(Items from a data source)
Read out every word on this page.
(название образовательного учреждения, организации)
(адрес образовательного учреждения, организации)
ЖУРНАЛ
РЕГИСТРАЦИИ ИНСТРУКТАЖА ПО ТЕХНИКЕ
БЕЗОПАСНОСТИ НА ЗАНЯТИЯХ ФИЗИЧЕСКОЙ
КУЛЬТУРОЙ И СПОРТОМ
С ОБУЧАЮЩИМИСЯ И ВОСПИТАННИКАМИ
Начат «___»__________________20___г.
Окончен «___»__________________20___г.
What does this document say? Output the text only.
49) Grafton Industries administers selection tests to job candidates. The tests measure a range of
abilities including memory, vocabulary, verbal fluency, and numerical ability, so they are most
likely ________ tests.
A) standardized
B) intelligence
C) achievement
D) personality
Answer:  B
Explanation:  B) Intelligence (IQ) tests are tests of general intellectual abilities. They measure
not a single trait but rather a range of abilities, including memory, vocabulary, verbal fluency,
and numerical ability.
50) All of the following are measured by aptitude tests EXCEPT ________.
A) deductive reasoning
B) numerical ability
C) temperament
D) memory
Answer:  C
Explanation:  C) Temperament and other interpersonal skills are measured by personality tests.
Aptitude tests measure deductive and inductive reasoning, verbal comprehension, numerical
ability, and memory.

Task directions
The whole listing above needs to be written out again exactly.

Answer below
Read out every word on this page.
(название образовательного учреждения, организации)
(адрес образовательного учреждения, организации)
ЖУРНАЛ
РЕГИСТРАЦИИ ИНСТРУКТАЖА ПО ТЕХНИКЕ
БЕЗОПАСНОСТИ НА ЗАНЯТИЯХ ФИЗИЧЕСКОЙ
КУЛЬТУРОЙ И СПОРТОМ
С ОБУЧАЮЩИМИСЯ И ВОСПИТАННИКАМИ
Начат «___»__________________20___г.
Окончен «___»__________________20___г.
What does this document say? Output the text only.
49) Grafton Industries administers selection tests to job candidates. The tests measure a range of
abilities including memory, vocabulary, verbal fluency, and numerical ability, so they are most
likely ________ tests.
A) standardized
B) intelligence
C) achievement
D) personality
Answer:  B
Explanation:  B) Intelligence (IQ) tests are tests of general intellectual abilities. They measure
not a single trait but rather a range of abilities, including memory, vocabulary, verbal fluency,
and numerical ability.
50) All of the following are measured by aptitude tests EXCEPT ________.
A) deductive reasoning
B) numerical ability
C) temperament
D) memory
Answer:  C
Explanation:  C) Temperament and other interpersonal skills are measured by personality tests.
Aptitude tests measure deductive and inductive reasoning, verbal comprehension, numerical
ability, and memory.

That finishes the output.